[start]
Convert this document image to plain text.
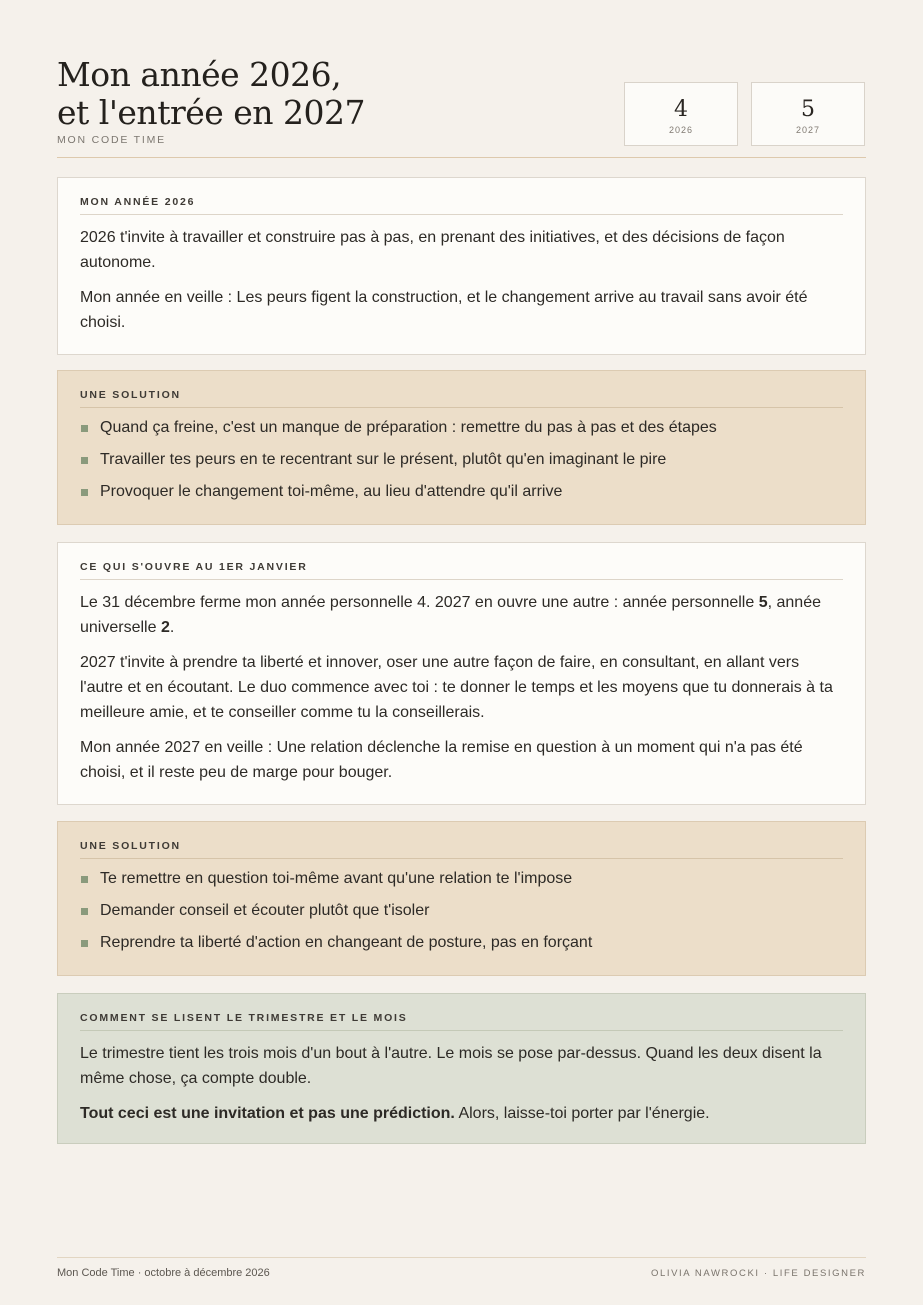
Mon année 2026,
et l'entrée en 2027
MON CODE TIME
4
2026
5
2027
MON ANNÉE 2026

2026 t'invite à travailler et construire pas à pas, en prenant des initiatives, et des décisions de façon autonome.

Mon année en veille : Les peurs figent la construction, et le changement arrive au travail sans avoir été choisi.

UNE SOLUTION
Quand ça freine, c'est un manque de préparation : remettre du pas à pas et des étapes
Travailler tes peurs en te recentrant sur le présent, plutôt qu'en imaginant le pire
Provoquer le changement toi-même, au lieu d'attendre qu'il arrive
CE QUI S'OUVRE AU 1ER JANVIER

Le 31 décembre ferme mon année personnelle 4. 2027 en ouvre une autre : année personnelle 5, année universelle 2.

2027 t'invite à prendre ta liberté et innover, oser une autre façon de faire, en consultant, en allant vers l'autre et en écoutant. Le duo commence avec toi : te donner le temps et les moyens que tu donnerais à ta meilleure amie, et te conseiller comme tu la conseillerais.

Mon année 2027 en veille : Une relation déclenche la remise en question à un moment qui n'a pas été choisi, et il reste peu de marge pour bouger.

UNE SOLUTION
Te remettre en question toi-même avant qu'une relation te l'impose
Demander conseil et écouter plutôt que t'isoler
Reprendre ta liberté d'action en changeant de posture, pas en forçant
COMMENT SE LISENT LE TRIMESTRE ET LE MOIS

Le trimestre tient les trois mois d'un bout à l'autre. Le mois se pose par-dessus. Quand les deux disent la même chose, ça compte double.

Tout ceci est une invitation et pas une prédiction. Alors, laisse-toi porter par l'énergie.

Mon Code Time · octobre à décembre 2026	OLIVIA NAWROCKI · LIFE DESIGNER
[end]
[start]
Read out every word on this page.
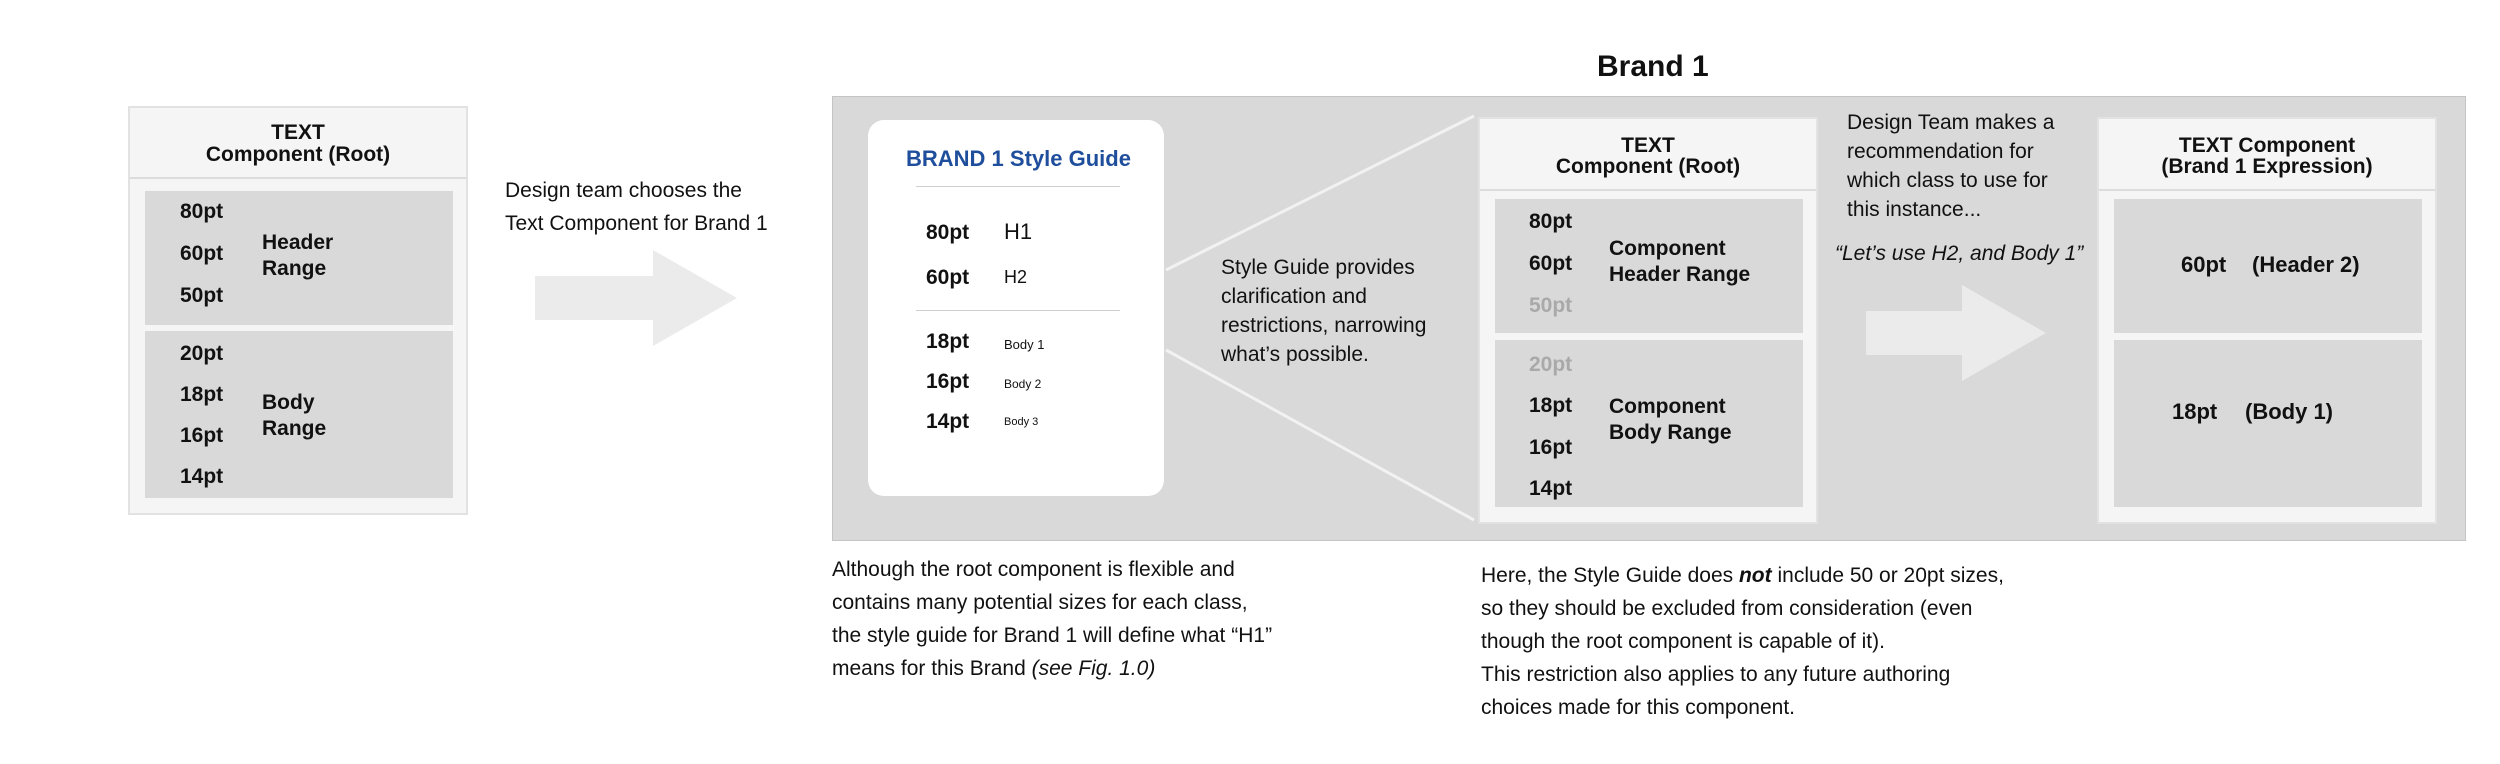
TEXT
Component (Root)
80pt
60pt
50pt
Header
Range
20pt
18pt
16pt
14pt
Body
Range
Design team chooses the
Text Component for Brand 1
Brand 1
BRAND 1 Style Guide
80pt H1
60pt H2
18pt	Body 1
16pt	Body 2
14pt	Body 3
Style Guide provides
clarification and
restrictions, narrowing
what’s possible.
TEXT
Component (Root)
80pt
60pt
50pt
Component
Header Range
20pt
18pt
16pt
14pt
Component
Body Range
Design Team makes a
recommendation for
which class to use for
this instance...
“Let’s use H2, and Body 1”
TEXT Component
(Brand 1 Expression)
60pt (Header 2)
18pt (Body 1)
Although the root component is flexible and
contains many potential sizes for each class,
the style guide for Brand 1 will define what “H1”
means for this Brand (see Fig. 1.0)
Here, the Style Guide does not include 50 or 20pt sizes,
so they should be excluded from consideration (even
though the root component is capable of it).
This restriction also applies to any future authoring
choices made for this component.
[end]
[What needs to be done]
List all lines in the material containing the string "relation".

[Finished exercise]
Mon année 2027 en veille : Une relation déclenche la remise en question à un moment qui n'a pas été choisi, et il reste peu de marge pour bouger.
Te remettre en question toi-même avant qu'une relation te l'impose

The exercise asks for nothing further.